» SET EXERCISE:
Go through the material and pull out every line with the string "Trending" in it.
---
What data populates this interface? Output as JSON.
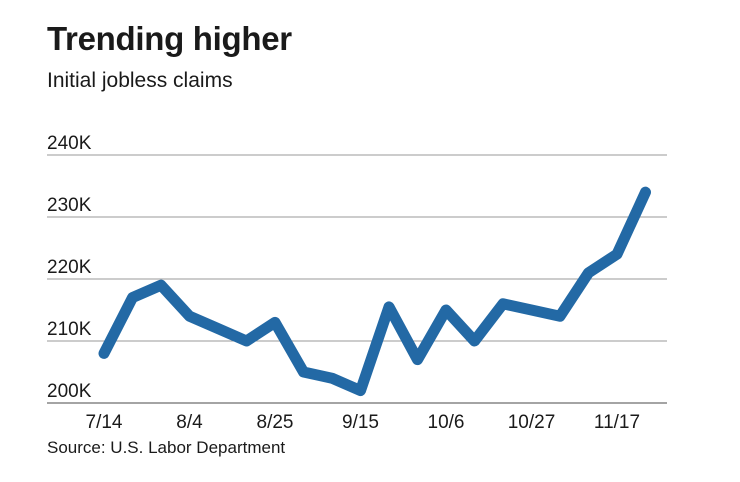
{
  "title": "Trending higher",
  "subtitle": "Initial jobless claims",
  "source": "Source: U.S. Labor Department",
  "colors": {
    "line": "#2369a5",
    "grid": "#9a9a9a",
    "text": "#1a1a1a"
  },
  "chart_data": {
    "type": "line",
    "title": "Trending higher",
    "subtitle": "Initial jobless claims",
    "xlabel": "",
    "ylabel": "",
    "ylim": [
      200000,
      240000
    ],
    "y_ticks": [
      200000,
      210000,
      220000,
      230000,
      240000
    ],
    "y_tick_labels": [
      "200K",
      "210K",
      "220K",
      "230K",
      "240K"
    ],
    "x_tick_labels": [
      "7/14",
      "8/4",
      "8/25",
      "9/15",
      "10/6",
      "10/27",
      "11/17"
    ],
    "x_tick_indices": [
      0,
      3,
      6,
      9,
      12,
      15,
      18
    ],
    "grid": true,
    "legend": "none",
    "series": [
      {
        "values": [
          208000,
          217000,
          219000,
          214000,
          212000,
          210000,
          213000,
          205000,
          204000,
          202000,
          215500,
          207000,
          215000,
          210000,
          216000,
          215000,
          214000,
          221000,
          224000,
          234000
        ]
      }
    ]
  }
}
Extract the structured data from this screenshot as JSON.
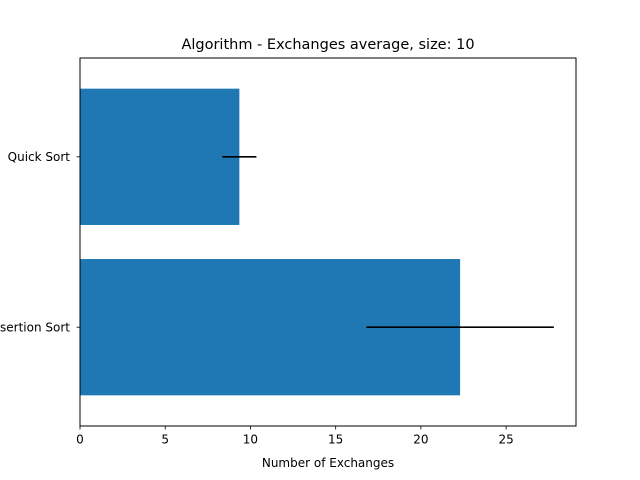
{
  "chart_data": {
    "type": "bar",
    "orientation": "horizontal",
    "title": "Algorithm - Exchanges average, size: 10",
    "xlabel": "Number of Exchanges",
    "ylabel": "",
    "categories": [
      "Insertion Sort",
      "Quick Sort"
    ],
    "values": [
      22.3,
      9.35
    ],
    "error": [
      5.5,
      1.0
    ],
    "xlim": [
      0,
      29.1
    ],
    "xticks": [
      0,
      5,
      10,
      15,
      20,
      25
    ],
    "grid": false,
    "legend": "none",
    "colors": {
      "bar": "#1f77b4",
      "errorbar": "#000000"
    }
  }
}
---
» EXPECTED ANSWER:
  "title": "Trending higher",
    "title": "Trending higher",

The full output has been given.